* **Aim of the exercise**: Copy each line exactly. Leave nothing out.
Start
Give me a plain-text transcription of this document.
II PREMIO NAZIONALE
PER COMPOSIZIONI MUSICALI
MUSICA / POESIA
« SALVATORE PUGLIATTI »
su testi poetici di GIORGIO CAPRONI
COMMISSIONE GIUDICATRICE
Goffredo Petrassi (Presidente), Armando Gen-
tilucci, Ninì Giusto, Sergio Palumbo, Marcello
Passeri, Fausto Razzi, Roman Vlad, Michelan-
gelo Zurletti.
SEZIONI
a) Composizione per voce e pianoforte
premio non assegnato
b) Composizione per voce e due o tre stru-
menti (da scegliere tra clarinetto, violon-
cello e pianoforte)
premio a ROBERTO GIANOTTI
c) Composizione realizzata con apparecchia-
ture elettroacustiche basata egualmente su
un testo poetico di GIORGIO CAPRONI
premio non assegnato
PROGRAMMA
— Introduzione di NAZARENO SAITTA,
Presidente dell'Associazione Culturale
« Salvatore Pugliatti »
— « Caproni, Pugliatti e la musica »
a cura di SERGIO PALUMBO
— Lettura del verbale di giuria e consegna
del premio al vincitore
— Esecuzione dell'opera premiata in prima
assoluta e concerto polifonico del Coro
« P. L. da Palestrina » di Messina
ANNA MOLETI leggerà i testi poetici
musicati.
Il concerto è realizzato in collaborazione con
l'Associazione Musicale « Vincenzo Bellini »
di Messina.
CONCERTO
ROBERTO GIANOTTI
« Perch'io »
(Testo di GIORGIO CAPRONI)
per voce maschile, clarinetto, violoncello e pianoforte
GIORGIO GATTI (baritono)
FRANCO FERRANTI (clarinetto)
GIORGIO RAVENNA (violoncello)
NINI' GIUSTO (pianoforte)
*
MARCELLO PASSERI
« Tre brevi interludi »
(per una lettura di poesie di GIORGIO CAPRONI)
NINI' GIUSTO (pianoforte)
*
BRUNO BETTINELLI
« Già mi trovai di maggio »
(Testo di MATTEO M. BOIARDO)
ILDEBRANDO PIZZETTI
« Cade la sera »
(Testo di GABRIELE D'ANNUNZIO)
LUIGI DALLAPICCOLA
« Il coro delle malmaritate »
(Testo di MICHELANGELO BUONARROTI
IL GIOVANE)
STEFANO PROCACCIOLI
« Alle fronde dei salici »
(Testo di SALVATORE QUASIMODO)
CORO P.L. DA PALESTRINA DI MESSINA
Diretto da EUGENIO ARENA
End
* **Full answer**:
Give me a plain-text transcription of this document.
II PREMIO NAZIONALE
PER COMPOSIZIONI MUSICALI
MUSICA / POESIA
« SALVATORE PUGLIATTI »
su testi poetici di GIORGIO CAPRONI
COMMISSIONE GIUDICATRICE
Goffredo Petrassi (Presidente), Armando Gen-
tilucci, Ninì Giusto, Sergio Palumbo, Marcello
Passeri, Fausto Razzi, Roman Vlad, Michelan-
gelo Zurletti.
SEZIONI
a) Composizione per voce e pianoforte
premio non assegnato
b) Composizione per voce e due o tre stru-
menti (da scegliere tra clarinetto, violon-
cello e pianoforte)
premio a ROBERTO GIANOTTI
c) Composizione realizzata con apparecchia-
ture elettroacustiche basata egualmente su
un testo poetico di GIORGIO CAPRONI
premio non assegnato
PROGRAMMA
— Introduzione di NAZARENO SAITTA,
Presidente dell'Associazione Culturale
« Salvatore Pugliatti »
— « Caproni, Pugliatti e la musica »
a cura di SERGIO PALUMBO
— Lettura del verbale di giuria e consegna
del premio al vincitore
— Esecuzione dell'opera premiata in prima
assoluta e concerto polifonico del Coro
« P. L. da Palestrina » di Messina
ANNA MOLETI leggerà i testi poetici
musicati.
Il concerto è realizzato in collaborazione con
l'Associazione Musicale « Vincenzo Bellini »
di Messina.
CONCERTO
ROBERTO GIANOTTI
« Perch'io »
(Testo di GIORGIO CAPRONI)
per voce maschile, clarinetto, violoncello e pianoforte
GIORGIO GATTI (baritono)
FRANCO FERRANTI (clarinetto)
GIORGIO RAVENNA (violoncello)
NINI' GIUSTO (pianoforte)
*
MARCELLO PASSERI
« Tre brevi interludi »
(per una lettura di poesie di GIORGIO CAPRONI)
NINI' GIUSTO (pianoforte)
*
BRUNO BETTINELLI
« Già mi trovai di maggio »
(Testo di MATTEO M. BOIARDO)
ILDEBRANDO PIZZETTI
« Cade la sera »
(Testo di GABRIELE D'ANNUNZIO)
LUIGI DALLAPICCOLA
« Il coro delle malmaritate »
(Testo di MICHELANGELO BUONARROTI
IL GIOVANE)
STEFANO PROCACCIOLI
« Alle fronde dei salici »
(Testo di SALVATORE QUASIMODO)
CORO P.L. DA PALESTRINA DI MESSINA
Diretto da EUGENIO ARENA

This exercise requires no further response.